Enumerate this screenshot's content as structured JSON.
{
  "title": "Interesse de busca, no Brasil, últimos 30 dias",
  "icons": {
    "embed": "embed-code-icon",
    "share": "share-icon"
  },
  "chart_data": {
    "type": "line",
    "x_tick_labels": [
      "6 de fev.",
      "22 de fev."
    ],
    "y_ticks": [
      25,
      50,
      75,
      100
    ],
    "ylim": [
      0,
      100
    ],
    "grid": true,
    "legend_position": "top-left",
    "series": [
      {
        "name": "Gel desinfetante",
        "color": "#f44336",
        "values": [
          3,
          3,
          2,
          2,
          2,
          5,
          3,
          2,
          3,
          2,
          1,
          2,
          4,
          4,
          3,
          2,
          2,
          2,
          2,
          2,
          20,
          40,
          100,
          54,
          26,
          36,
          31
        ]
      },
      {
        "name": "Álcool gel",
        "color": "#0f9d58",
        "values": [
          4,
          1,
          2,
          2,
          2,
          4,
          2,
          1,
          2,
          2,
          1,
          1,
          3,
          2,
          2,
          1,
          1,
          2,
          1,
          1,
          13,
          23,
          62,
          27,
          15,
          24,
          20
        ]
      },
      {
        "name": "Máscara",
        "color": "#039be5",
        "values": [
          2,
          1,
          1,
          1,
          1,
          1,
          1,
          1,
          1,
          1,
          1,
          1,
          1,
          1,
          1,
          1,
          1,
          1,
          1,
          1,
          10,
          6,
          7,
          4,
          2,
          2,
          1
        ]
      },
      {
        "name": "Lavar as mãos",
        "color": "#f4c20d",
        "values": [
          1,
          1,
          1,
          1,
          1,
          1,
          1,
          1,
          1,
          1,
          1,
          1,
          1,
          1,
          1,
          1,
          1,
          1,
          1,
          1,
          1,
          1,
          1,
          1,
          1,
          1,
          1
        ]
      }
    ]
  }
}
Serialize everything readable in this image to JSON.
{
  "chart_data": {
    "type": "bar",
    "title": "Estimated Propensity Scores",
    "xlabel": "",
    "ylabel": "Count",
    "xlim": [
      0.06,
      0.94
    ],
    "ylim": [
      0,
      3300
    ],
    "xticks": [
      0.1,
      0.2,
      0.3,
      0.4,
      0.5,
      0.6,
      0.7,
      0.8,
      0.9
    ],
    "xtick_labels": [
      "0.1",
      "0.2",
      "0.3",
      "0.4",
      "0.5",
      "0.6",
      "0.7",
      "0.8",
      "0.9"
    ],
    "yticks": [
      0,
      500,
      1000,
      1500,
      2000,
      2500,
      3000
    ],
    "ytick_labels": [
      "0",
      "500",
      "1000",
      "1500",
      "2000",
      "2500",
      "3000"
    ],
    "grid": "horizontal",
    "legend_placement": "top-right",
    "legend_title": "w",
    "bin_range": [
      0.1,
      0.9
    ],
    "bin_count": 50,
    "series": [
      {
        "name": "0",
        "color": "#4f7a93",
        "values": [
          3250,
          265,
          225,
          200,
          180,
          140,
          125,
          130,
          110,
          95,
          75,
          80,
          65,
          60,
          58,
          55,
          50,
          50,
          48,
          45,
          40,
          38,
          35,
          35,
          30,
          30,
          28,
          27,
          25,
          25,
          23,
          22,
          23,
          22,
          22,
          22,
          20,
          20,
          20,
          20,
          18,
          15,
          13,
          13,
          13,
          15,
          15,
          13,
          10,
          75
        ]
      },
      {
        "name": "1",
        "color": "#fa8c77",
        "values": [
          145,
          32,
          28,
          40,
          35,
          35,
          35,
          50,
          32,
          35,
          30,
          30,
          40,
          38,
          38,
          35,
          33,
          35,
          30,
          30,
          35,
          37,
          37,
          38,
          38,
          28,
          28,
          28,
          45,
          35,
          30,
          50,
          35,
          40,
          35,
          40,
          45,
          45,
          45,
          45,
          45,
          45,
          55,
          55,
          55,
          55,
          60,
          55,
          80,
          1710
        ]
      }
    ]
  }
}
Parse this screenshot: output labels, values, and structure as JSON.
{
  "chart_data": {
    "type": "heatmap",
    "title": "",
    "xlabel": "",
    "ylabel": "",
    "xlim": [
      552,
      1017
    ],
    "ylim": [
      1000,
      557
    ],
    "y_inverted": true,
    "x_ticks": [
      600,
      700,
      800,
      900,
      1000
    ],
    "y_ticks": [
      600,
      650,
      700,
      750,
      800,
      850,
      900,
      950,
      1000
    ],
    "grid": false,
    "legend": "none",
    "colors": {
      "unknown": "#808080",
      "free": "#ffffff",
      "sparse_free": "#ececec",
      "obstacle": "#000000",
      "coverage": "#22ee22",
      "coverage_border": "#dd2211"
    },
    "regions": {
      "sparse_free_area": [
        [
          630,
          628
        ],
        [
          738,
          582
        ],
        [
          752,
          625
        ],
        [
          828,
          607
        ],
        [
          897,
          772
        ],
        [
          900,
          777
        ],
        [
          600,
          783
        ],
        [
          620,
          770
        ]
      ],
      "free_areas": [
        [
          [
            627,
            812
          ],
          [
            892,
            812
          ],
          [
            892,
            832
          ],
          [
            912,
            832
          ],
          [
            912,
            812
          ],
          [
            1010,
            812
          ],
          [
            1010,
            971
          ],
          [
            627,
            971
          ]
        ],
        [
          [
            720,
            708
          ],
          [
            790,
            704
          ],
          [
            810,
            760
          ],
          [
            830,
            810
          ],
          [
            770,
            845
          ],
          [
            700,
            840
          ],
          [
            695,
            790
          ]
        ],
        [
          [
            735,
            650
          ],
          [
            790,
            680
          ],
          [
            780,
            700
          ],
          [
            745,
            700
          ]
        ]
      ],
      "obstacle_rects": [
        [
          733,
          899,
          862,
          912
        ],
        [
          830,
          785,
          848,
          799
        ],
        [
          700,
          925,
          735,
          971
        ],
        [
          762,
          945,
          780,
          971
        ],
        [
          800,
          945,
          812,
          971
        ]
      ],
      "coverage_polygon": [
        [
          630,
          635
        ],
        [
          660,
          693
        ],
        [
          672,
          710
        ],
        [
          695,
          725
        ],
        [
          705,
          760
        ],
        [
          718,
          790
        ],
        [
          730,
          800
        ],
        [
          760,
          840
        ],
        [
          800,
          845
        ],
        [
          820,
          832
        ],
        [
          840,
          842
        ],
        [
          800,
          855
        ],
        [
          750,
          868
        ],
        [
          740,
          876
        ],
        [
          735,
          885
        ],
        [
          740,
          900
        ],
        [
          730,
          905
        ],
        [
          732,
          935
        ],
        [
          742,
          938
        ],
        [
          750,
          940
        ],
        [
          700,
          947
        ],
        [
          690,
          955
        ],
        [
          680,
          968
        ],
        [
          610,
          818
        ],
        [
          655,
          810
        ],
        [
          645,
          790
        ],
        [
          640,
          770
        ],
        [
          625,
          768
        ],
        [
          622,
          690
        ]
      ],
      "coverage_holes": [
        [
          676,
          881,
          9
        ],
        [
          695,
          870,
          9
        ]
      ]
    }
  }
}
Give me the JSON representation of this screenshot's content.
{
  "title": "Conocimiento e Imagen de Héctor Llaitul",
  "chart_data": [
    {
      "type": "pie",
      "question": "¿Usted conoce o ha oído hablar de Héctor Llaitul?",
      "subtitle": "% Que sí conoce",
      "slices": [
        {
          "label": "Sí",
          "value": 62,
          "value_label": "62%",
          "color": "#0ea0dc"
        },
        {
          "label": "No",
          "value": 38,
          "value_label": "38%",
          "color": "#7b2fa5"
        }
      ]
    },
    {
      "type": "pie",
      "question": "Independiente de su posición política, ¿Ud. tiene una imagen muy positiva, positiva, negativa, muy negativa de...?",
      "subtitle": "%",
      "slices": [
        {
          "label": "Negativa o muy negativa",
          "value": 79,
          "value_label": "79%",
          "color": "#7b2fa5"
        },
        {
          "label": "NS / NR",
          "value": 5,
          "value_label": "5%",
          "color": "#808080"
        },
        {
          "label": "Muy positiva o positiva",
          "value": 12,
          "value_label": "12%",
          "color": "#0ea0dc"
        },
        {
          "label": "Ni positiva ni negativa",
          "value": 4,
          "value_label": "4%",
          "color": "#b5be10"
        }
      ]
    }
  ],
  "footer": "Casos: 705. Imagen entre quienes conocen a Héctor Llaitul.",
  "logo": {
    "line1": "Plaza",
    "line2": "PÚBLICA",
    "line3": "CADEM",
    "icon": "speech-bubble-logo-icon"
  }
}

§ Your task
Check each line above for the string "type" and report how many lines have it, giving only the number.

§ Result for this exercise
5